- _GOAL_: Every line of the records must be repeated exactly; pictures stay out.

- _PROVIDED DATA_:

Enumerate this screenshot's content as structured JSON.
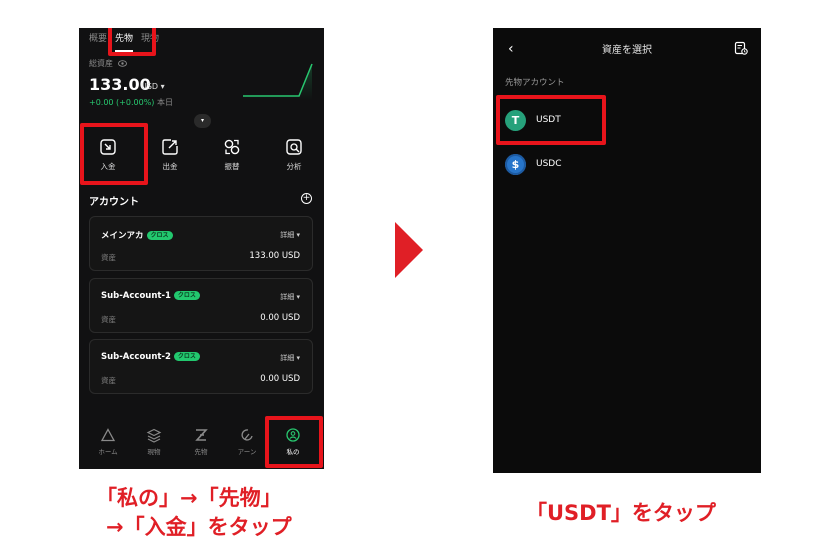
{
  "left_phone": {
    "tabs": [
      "概要",
      "先物",
      "現物"
    ],
    "active_tab": "先物",
    "balance_label": "総資産",
    "balance_value": "133.00",
    "balance_unit": "USD ▾",
    "pnl": "+0.00 (+0.00%)",
    "pnl_period": "本日",
    "expand_icon": "▾",
    "quick_actions": [
      {
        "label": "入金",
        "icon": "deposit-icon"
      },
      {
        "label": "出金",
        "icon": "withdraw-icon"
      },
      {
        "label": "振替",
        "icon": "transfer-icon"
      },
      {
        "label": "分析",
        "icon": "analysis-icon"
      }
    ],
    "section_title": "アカウント",
    "section_plus": "+",
    "accounts": [
      {
        "name": "メインアカ",
        "badge": "クロス",
        "detail": "詳細 ▾",
        "label": "資産",
        "value": "133.00 USD"
      },
      {
        "name": "Sub-Account-1",
        "badge": "クロス",
        "detail": "詳細 ▾",
        "label": "資産",
        "value": "0.00 USD"
      },
      {
        "name": "Sub-Account-2",
        "badge": "クロス",
        "detail": "詳細 ▾",
        "label": "資産",
        "value": "0.00 USD"
      }
    ],
    "bottom_nav": [
      {
        "label": "ホーム",
        "icon": "home-icon"
      },
      {
        "label": "現物",
        "icon": "layers-icon"
      },
      {
        "label": "先物",
        "icon": "futures-icon"
      },
      {
        "label": "アーン",
        "icon": "earn-icon"
      },
      {
        "label": "私の",
        "icon": "profile-icon"
      }
    ],
    "active_nav": "私の"
  },
  "right_phone": {
    "back_icon": "‹",
    "title": "資産を選択",
    "section": "先物アカウント",
    "assets": [
      {
        "name": "USDT",
        "symbol": "T",
        "color": "#26a17b"
      },
      {
        "name": "USDC",
        "symbol": "$",
        "color": "#2775ca"
      }
    ]
  },
  "captions": {
    "left_line1": "「私の」→「先物」",
    "left_line2": "→「入金」をタップ",
    "right": "「USDT」をタップ"
  },
  "colors": {
    "highlight": "#e8141b",
    "caption": "#e01f26",
    "positive": "#28c76f",
    "badge": "#22c86e"
  }
}
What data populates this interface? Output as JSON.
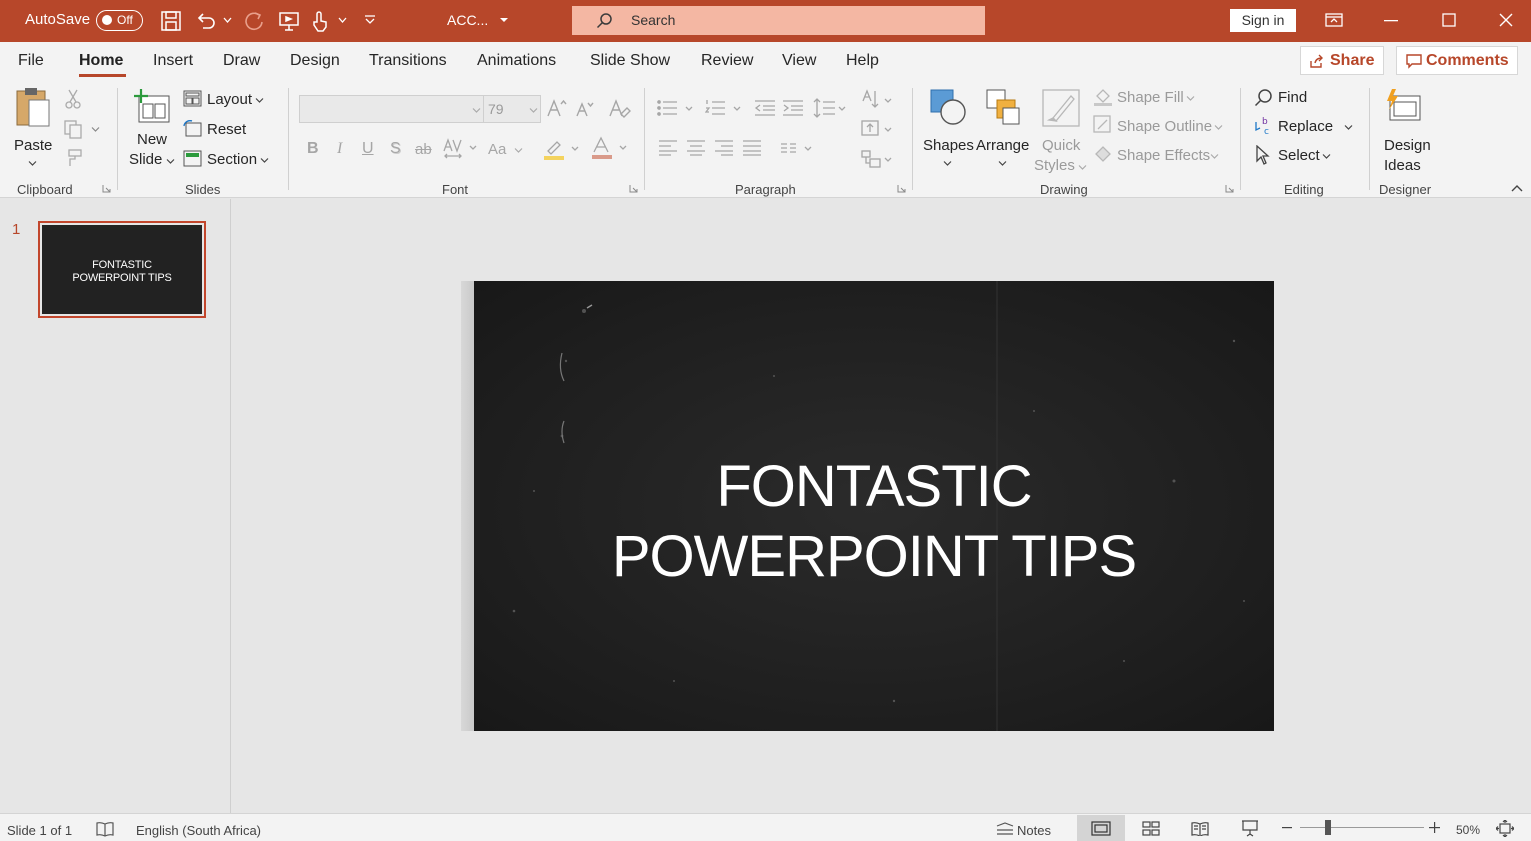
{
  "titlebar": {
    "autosave_label": "AutoSave",
    "autosave_state": "Off",
    "doc_title": "ACC...",
    "search_placeholder": "Search",
    "signin_label": "Sign in"
  },
  "menu": {
    "tabs": [
      "File",
      "Home",
      "Insert",
      "Draw",
      "Design",
      "Transitions",
      "Animations",
      "Slide Show",
      "Review",
      "View",
      "Help"
    ],
    "active": "Home",
    "share_label": "Share",
    "comments_label": "Comments"
  },
  "ribbon": {
    "clipboard": {
      "paste": "Paste",
      "group": "Clipboard"
    },
    "slides": {
      "new_slide_1": "New",
      "new_slide_2": "Slide",
      "layout": "Layout",
      "reset": "Reset",
      "section": "Section",
      "group": "Slides"
    },
    "font": {
      "size": "79",
      "group": "Font"
    },
    "paragraph": {
      "group": "Paragraph"
    },
    "drawing": {
      "shapes": "Shapes",
      "arrange": "Arrange",
      "quick_1": "Quick",
      "quick_2": "Styles",
      "shape_fill": "Shape Fill",
      "shape_outline": "Shape Outline",
      "shape_effects": "Shape Effects",
      "group": "Drawing"
    },
    "editing": {
      "find": "Find",
      "replace": "Replace",
      "select": "Select",
      "group": "Editing"
    },
    "designer": {
      "ideas_1": "Design",
      "ideas_2": "Ideas",
      "group": "Designer"
    }
  },
  "slides": [
    {
      "number": "1",
      "line1": "FONTASTIC",
      "line2": "POWERPOINT TIPS"
    }
  ],
  "slide_main": {
    "line1": "FONTASTIC",
    "line2": "POWERPOINT TIPS"
  },
  "status": {
    "slide_info": "Slide 1 of 1",
    "language": "English (South Africa)",
    "notes_label": "Notes",
    "zoom_label": "50%"
  },
  "colors": {
    "accent": "#b7472a",
    "slide_bg": "#1f1f1f"
  }
}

- _EXERCISE ANSWER_:
Enumerate this screenshot's content as structured JSON.
{
  "left_phone": {
    "tabs": [
      "概要",
      "先物",
      "現物"
    ],
    "active_tab": "先物",
    "balance_label": "総資産",
    "balance_value": "133.00",
    "balance_unit": "USD ▾",
    "pnl": "+0.00 (+0.00%)",
    "pnl_period": "本日",
    "expand_icon": "▾",
    "quick_actions": [
      {
        "label": "入金",
        "icon": "deposit-icon"
      },
      {
        "label": "出金",
        "icon": "withdraw-icon"
      },
      {
        "label": "振替",
        "icon": "transfer-icon"
      },
      {
        "label": "分析",
        "icon": "analysis-icon"
      }
    ],
    "section_title": "アカウント",
    "section_plus": "+",
    "accounts": [
      {
        "name": "メインアカ",
        "badge": "クロス",
        "detail": "詳細 ▾",
        "label": "資産",
        "value": "133.00 USD"
      },
      {
        "name": "Sub-Account-1",
        "badge": "クロス",
        "detail": "詳細 ▾",
        "label": "資産",
        "value": "0.00 USD"
      },
      {
        "name": "Sub-Account-2",
        "badge": "クロス",
        "detail": "詳細 ▾",
        "label": "資産",
        "value": "0.00 USD"
      }
    ],
    "bottom_nav": [
      {
        "label": "ホーム",
        "icon": "home-icon"
      },
      {
        "label": "現物",
        "icon": "layers-icon"
      },
      {
        "label": "先物",
        "icon": "futures-icon"
      },
      {
        "label": "アーン",
        "icon": "earn-icon"
      },
      {
        "label": "私の",
        "icon": "profile-icon"
      }
    ],
    "active_nav": "私の"
  },
  "right_phone": {
    "back_icon": "‹",
    "title": "資産を選択",
    "section": "先物アカウント",
    "assets": [
      {
        "name": "USDT",
        "symbol": "T",
        "color": "#26a17b"
      },
      {
        "name": "USDC",
        "symbol": "$",
        "color": "#2775ca"
      }
    ]
  },
  "captions": {
    "left_line1": "「私の」→「先物」",
    "left_line2": "→「入金」をタップ",
    "right": "「USDT」をタップ"
  },
  "colors": {
    "highlight": "#e8141b",
    "caption": "#e01f26",
    "positive": "#28c76f",
    "badge": "#22c86e"
  }
}
What data populates this interface? Output as JSON.
{
  "titlebar": {
    "autosave_label": "AutoSave",
    "autosave_state": "Off",
    "doc_title": "ACC...",
    "search_placeholder": "Search",
    "signin_label": "Sign in"
  },
  "menu": {
    "tabs": [
      "File",
      "Home",
      "Insert",
      "Draw",
      "Design",
      "Transitions",
      "Animations",
      "Slide Show",
      "Review",
      "View",
      "Help"
    ],
    "active": "Home",
    "share_label": "Share",
    "comments_label": "Comments"
  },
  "ribbon": {
    "clipboard": {
      "paste": "Paste",
      "group": "Clipboard"
    },
    "slides": {
      "new_slide_1": "New",
      "new_slide_2": "Slide",
      "layout": "Layout",
      "reset": "Reset",
      "section": "Section",
      "group": "Slides"
    },
    "font": {
      "size": "79",
      "group": "Font"
    },
    "paragraph": {
      "group": "Paragraph"
    },
    "drawing": {
      "shapes": "Shapes",
      "arrange": "Arrange",
      "quick_1": "Quick",
      "quick_2": "Styles",
      "shape_fill": "Shape Fill",
      "shape_outline": "Shape Outline",
      "shape_effects": "Shape Effects",
      "group": "Drawing"
    },
    "editing": {
      "find": "Find",
      "replace": "Replace",
      "select": "Select",
      "group": "Editing"
    },
    "designer": {
      "ideas_1": "Design",
      "ideas_2": "Ideas",
      "group": "Designer"
    }
  },
  "slides": [
    {
      "number": "1",
      "line1": "FONTASTIC",
      "line2": "POWERPOINT TIPS"
    }
  ],
  "slide_main": {
    "line1": "FONTASTIC",
    "line2": "POWERPOINT TIPS"
  },
  "status": {
    "slide_info": "Slide 1 of 1",
    "language": "English (South Africa)",
    "notes_label": "Notes",
    "zoom_label": "50%"
  },
  "colors": {
    "accent": "#b7472a",
    "slide_bg": "#1f1f1f"
  }
}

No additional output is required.